## THE TASK
Set down each entry from the block beneath, exactly as written.

┄┄┄┄┄┄

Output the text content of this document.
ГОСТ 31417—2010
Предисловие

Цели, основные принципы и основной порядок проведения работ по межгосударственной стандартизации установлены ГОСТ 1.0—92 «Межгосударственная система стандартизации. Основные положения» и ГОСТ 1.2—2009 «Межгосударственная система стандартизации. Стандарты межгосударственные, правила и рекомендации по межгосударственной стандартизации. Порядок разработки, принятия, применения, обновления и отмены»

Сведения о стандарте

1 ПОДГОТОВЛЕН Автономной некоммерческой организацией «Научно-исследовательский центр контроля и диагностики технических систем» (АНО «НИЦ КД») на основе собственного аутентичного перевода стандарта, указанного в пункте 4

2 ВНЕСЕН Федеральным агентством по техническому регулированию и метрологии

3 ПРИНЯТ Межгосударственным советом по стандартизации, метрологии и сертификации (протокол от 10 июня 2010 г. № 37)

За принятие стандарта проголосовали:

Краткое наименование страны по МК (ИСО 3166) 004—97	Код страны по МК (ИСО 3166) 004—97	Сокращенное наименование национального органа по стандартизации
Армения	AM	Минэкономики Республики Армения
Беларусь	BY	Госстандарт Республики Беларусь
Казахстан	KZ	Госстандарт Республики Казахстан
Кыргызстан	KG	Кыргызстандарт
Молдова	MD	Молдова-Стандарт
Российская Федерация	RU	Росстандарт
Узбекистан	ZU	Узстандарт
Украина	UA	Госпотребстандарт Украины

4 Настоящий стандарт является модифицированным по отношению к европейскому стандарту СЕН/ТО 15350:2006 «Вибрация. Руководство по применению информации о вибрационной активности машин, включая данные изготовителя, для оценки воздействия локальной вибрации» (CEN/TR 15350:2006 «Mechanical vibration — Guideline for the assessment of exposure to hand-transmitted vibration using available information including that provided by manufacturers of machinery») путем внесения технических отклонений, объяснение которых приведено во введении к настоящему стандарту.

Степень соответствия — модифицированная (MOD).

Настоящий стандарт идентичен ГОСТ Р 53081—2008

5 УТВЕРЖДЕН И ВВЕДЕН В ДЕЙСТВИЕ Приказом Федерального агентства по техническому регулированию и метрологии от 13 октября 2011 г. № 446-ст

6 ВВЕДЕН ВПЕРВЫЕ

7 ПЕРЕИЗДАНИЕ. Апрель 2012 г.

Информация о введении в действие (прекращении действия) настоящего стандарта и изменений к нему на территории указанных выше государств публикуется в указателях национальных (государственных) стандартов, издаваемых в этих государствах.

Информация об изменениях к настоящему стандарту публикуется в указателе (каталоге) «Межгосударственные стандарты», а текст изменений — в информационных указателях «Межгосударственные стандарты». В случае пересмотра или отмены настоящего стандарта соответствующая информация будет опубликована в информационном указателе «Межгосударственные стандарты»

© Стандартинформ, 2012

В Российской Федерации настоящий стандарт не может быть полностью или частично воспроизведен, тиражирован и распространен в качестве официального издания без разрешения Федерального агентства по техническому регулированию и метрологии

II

┄┄┄┄┄┄

## RESPONSE FOR THIS EXERCISE
Output the text content of this document.
ГОСТ 31417—2010
Предисловие

Цели, основные принципы и основной порядок проведения работ по межгосударственной стандартизации установлены ГОСТ 1.0—92 «Межгосударственная система стандартизации. Основные положения» и ГОСТ 1.2—2009 «Межгосударственная система стандартизации. Стандарты межгосударственные, правила и рекомендации по межгосударственной стандартизации. Порядок разработки, принятия, применения, обновления и отмены»

Сведения о стандарте

1 ПОДГОТОВЛЕН Автономной некоммерческой организацией «Научно-исследовательский центр контроля и диагностики технических систем» (АНО «НИЦ КД») на основе собственного аутентичного перевода стандарта, указанного в пункте 4

2 ВНЕСЕН Федеральным агентством по техническому регулированию и метрологии

3 ПРИНЯТ Межгосударственным советом по стандартизации, метрологии и сертификации (протокол от 10 июня 2010 г. № 37)

За принятие стандарта проголосовали:

Краткое наименование страны по МК (ИСО 3166) 004—97	Код страны по МК (ИСО 3166) 004—97	Сокращенное наименование национального органа по стандартизации
Армения	AM	Минэкономики Республики Армения
Беларусь	BY	Госстандарт Республики Беларусь
Казахстан	KZ	Госстандарт Республики Казахстан
Кыргызстан	KG	Кыргызстандарт
Молдова	MD	Молдова-Стандарт
Российская Федерация	RU	Росстандарт
Узбекистан	ZU	Узстандарт
Украина	UA	Госпотребстандарт Украины

4 Настоящий стандарт является модифицированным по отношению к европейскому стандарту СЕН/ТО 15350:2006 «Вибрация. Руководство по применению информации о вибрационной активности машин, включая данные изготовителя, для оценки воздействия локальной вибрации» (CEN/TR 15350:2006 «Mechanical vibration — Guideline for the assessment of exposure to hand-transmitted vibration using available information including that provided by manufacturers of machinery») путем внесения технических отклонений, объяснение которых приведено во введении к настоящему стандарту.

Степень соответствия — модифицированная (MOD).

Настоящий стандарт идентичен ГОСТ Р 53081—2008

5 УТВЕРЖДЕН И ВВЕДЕН В ДЕЙСТВИЕ Приказом Федерального агентства по техническому регулированию и метрологии от 13 октября 2011 г. № 446-ст

6 ВВЕДЕН ВПЕРВЫЕ

7 ПЕРЕИЗДАНИЕ. Апрель 2012 г.

Информация о введении в действие (прекращении действия) настоящего стандарта и изменений к нему на территории указанных выше государств публикуется в указателях национальных (государственных) стандартов, издаваемых в этих государствах.

Информация об изменениях к настоящему стандарту публикуется в указателе (каталоге) «Межгосударственные стандарты», а текст изменений — в информационных указателях «Межгосударственные стандарты». В случае пересмотра или отмены настоящего стандарта соответствующая информация будет опубликована в информационном указателе «Межгосударственные стандарты»

© Стандартинформ, 2012

В Российской Федерации настоящий стандарт не может быть полностью или частично воспроизведен, тиражирован и распространен в качестве официального издания без разрешения Федерального агентства по техническому регулированию и метрологии

II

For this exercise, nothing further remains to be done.